### Aim
Return all of the lines below exactly as they are.

** START **

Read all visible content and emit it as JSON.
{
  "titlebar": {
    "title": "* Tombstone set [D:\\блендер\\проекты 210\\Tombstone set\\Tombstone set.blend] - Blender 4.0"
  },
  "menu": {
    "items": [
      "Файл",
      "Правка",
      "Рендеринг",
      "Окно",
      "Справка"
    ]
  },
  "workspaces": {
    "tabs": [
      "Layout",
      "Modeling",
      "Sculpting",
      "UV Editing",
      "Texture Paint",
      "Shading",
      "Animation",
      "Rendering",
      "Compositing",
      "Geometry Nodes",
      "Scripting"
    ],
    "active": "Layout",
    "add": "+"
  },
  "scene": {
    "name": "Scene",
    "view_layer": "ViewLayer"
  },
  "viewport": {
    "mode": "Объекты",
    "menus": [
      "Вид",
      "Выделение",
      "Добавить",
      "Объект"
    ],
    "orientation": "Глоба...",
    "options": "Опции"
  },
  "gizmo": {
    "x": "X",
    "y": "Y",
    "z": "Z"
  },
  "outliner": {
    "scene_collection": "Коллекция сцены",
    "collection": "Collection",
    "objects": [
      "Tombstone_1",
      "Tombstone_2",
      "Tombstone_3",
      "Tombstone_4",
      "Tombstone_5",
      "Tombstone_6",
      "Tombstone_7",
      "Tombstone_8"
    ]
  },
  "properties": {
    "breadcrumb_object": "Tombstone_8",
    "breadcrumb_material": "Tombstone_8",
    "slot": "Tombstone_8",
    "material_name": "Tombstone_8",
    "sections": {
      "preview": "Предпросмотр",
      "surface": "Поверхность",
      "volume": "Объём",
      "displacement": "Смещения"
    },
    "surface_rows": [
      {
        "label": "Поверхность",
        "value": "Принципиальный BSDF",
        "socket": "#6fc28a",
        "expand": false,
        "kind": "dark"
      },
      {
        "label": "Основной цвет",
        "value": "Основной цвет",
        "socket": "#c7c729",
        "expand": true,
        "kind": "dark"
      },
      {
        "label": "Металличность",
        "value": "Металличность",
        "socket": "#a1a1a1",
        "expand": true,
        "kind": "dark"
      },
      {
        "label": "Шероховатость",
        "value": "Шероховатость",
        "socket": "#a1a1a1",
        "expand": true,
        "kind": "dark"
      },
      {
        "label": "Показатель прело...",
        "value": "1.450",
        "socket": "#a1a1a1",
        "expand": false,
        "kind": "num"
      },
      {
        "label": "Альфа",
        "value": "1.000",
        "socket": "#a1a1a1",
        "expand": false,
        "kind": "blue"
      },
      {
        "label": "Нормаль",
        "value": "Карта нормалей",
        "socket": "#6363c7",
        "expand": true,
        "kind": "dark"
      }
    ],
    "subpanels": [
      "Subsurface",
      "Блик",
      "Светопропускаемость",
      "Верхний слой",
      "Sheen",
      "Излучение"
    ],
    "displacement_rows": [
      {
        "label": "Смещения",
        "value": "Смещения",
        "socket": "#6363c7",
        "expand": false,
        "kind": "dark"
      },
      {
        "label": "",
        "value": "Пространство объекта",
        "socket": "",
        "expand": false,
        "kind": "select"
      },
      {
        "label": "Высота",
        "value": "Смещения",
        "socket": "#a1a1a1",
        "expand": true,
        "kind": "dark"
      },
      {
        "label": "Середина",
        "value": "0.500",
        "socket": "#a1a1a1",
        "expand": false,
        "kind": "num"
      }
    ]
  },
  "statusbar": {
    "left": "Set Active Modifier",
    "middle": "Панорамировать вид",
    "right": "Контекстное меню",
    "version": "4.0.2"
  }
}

** END **

### Complete answer
Read all visible content and emit it as JSON.
{
  "titlebar": {
    "title": "* Tombstone set [D:\\блендер\\проекты 210\\Tombstone set\\Tombstone set.blend] - Blender 4.0"
  },
  "menu": {
    "items": [
      "Файл",
      "Правка",
      "Рендеринг",
      "Окно",
      "Справка"
    ]
  },
  "workspaces": {
    "tabs": [
      "Layout",
      "Modeling",
      "Sculpting",
      "UV Editing",
      "Texture Paint",
      "Shading",
      "Animation",
      "Rendering",
      "Compositing",
      "Geometry Nodes",
      "Scripting"
    ],
    "active": "Layout",
    "add": "+"
  },
  "scene": {
    "name": "Scene",
    "view_layer": "ViewLayer"
  },
  "viewport": {
    "mode": "Объекты",
    "menus": [
      "Вид",
      "Выделение",
      "Добавить",
      "Объект"
    ],
    "orientation": "Глоба...",
    "options": "Опции"
  },
  "gizmo": {
    "x": "X",
    "y": "Y",
    "z": "Z"
  },
  "outliner": {
    "scene_collection": "Коллекция сцены",
    "collection": "Collection",
    "objects": [
      "Tombstone_1",
      "Tombstone_2",
      "Tombstone_3",
      "Tombstone_4",
      "Tombstone_5",
      "Tombstone_6",
      "Tombstone_7",
      "Tombstone_8"
    ]
  },
  "properties": {
    "breadcrumb_object": "Tombstone_8",
    "breadcrumb_material": "Tombstone_8",
    "slot": "Tombstone_8",
    "material_name": "Tombstone_8",
    "sections": {
      "preview": "Предпросмотр",
      "surface": "Поверхность",
      "volume": "Объём",
      "displacement": "Смещения"
    },
    "surface_rows": [
      {
        "label": "Поверхность",
        "value": "Принципиальный BSDF",
        "socket": "#6fc28a",
        "expand": false,
        "kind": "dark"
      },
      {
        "label": "Основной цвет",
        "value": "Основной цвет",
        "socket": "#c7c729",
        "expand": true,
        "kind": "dark"
      },
      {
        "label": "Металличность",
        "value": "Металличность",
        "socket": "#a1a1a1",
        "expand": true,
        "kind": "dark"
      },
      {
        "label": "Шероховатость",
        "value": "Шероховатость",
        "socket": "#a1a1a1",
        "expand": true,
        "kind": "dark"
      },
      {
        "label": "Показатель прело...",
        "value": "1.450",
        "socket": "#a1a1a1",
        "expand": false,
        "kind": "num"
      },
      {
        "label": "Альфа",
        "value": "1.000",
        "socket": "#a1a1a1",
        "expand": false,
        "kind": "blue"
      },
      {
        "label": "Нормаль",
        "value": "Карта нормалей",
        "socket": "#6363c7",
        "expand": true,
        "kind": "dark"
      }
    ],
    "subpanels": [
      "Subsurface",
      "Блик",
      "Светопропускаемость",
      "Верхний слой",
      "Sheen",
      "Излучение"
    ],
    "displacement_rows": [
      {
        "label": "Смещения",
        "value": "Смещения",
        "socket": "#6363c7",
        "expand": false,
        "kind": "dark"
      },
      {
        "label": "",
        "value": "Пространство объекта",
        "socket": "",
        "expand": false,
        "kind": "select"
      },
      {
        "label": "Высота",
        "value": "Смещения",
        "socket": "#a1a1a1",
        "expand": true,
        "kind": "dark"
      },
      {
        "label": "Середина",
        "value": "0.500",
        "socket": "#a1a1a1",
        "expand": false,
        "kind": "num"
      }
    ]
  },
  "statusbar": {
    "left": "Set Active Modifier",
    "middle": "Панорамировать вид",
    "right": "Контекстное меню",
    "version": "4.0.2"
  }
}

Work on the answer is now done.